» **EXERCISE DETAILS**: Reproduce the records below exactly as they appear, omitting any pictures they contain.

» **DATA FOR THIS EXERCISE**:
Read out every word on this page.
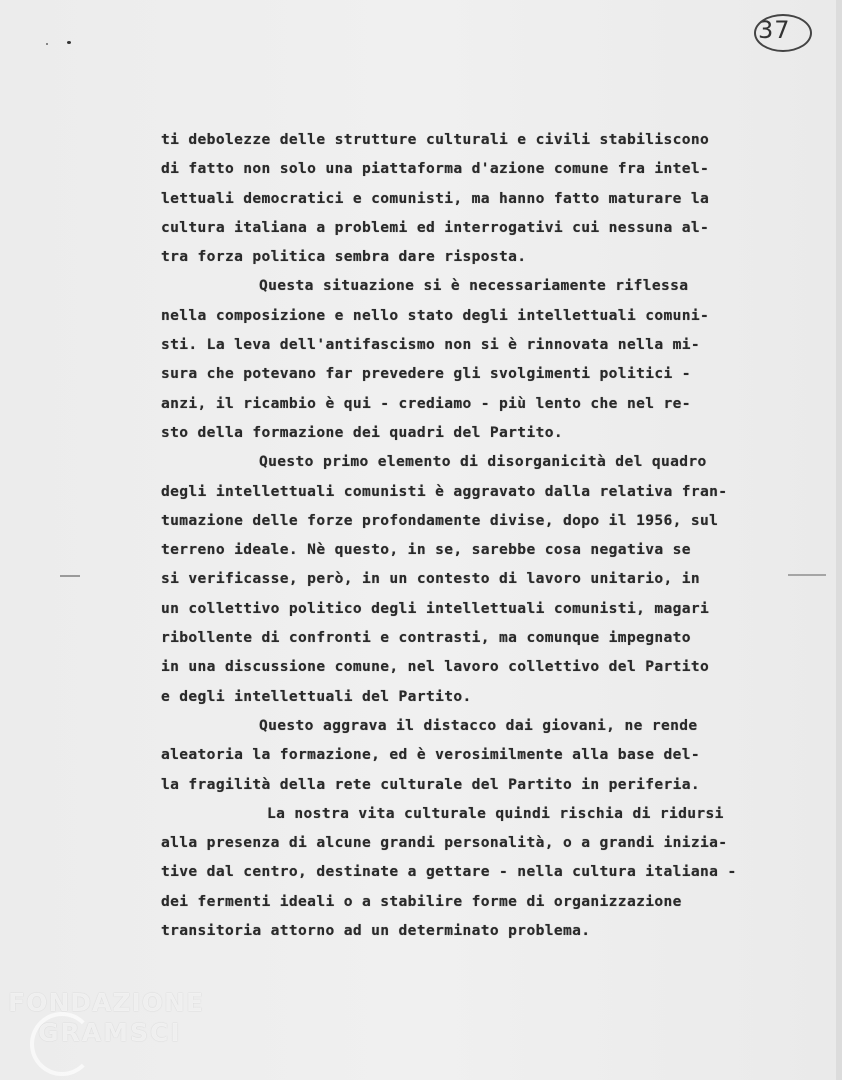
37
ti debolezze delle strutture culturali e civili stabiliscono
di fatto non solo una piattaforma d'azione comune fra intel-
lettuali democratici e comunisti, ma hanno fatto maturare la
cultura italiana a problemi ed interrogativi cui nessuna al-
tra forza politica sembra dare risposta.
Questa situazione si è necessariamente riflessa
nella composizione e nello stato degli intellettuali comuni-
sti. La leva dell'antifascismo non si è rinnovata nella mi-
sura che potevano far prevedere gli svolgimenti politici -
anzi, il ricambio è qui - crediamo - più lento che nel re-
sto della formazione dei quadri del Partito.
Questo primo elemento di disorganicità del quadro
degli intellettuali comunisti è aggravato dalla relativa fran-
tumazione delle forze profondamente divise, dopo il 1956, sul
terreno ideale. Nè questo, in se, sarebbe cosa negativa se
si verificasse, però, in un contesto di lavoro unitario, in
un collettivo politico degli intellettuali comunisti, magari
ribollente di confronti e contrasti, ma comunque impegnato
in una discussione comune, nel lavoro collettivo del Partito
e degli intellettuali del Partito.
Questo aggrava il distacco dai giovani, ne rende
aleatoria la formazione, ed è verosimilmente alla base del-
la fragilità della rete culturale del Partito in periferia.
La nostra vita culturale quindi rischia di ridursi
alla presenza di alcune grandi personalità, o a grandi inizia-
tive dal centro, destinate a gettare - nella cultura italiana -
dei fermenti ideali o a stabilire forme di organizzazione
transitoria attorno ad un determinato problema.
FONDAZIONE
GRAMSCI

» **TASK ANSWER**:
Read out every word on this page.
37
ti debolezze delle strutture culturali e civili stabiliscono
di fatto non solo una piattaforma d'azione comune fra intel-
lettuali democratici e comunisti, ma hanno fatto maturare la
cultura italiana a problemi ed interrogativi cui nessuna al-
tra forza politica sembra dare risposta.
Questa situazione si è necessariamente riflessa
nella composizione e nello stato degli intellettuali comuni-
sti. La leva dell'antifascismo non si è rinnovata nella mi-
sura che potevano far prevedere gli svolgimenti politici -
anzi, il ricambio è qui - crediamo - più lento che nel re-
sto della formazione dei quadri del Partito.
Questo primo elemento di disorganicità del quadro
degli intellettuali comunisti è aggravato dalla relativa fran-
tumazione delle forze profondamente divise, dopo il 1956, sul
terreno ideale. Nè questo, in se, sarebbe cosa negativa se
si verificasse, però, in un contesto di lavoro unitario, in
un collettivo politico degli intellettuali comunisti, magari
ribollente di confronti e contrasti, ma comunque impegnato
in una discussione comune, nel lavoro collettivo del Partito
e degli intellettuali del Partito.
Questo aggrava il distacco dai giovani, ne rende
aleatoria la formazione, ed è verosimilmente alla base del-
la fragilità della rete culturale del Partito in periferia.
La nostra vita culturale quindi rischia di ridursi
alla presenza di alcune grandi personalità, o a grandi inizia-
tive dal centro, destinate a gettare - nella cultura italiana -
dei fermenti ideali o a stabilire forme di organizzazione
transitoria attorno ad un determinato problema.
FONDAZIONE
GRAMSCI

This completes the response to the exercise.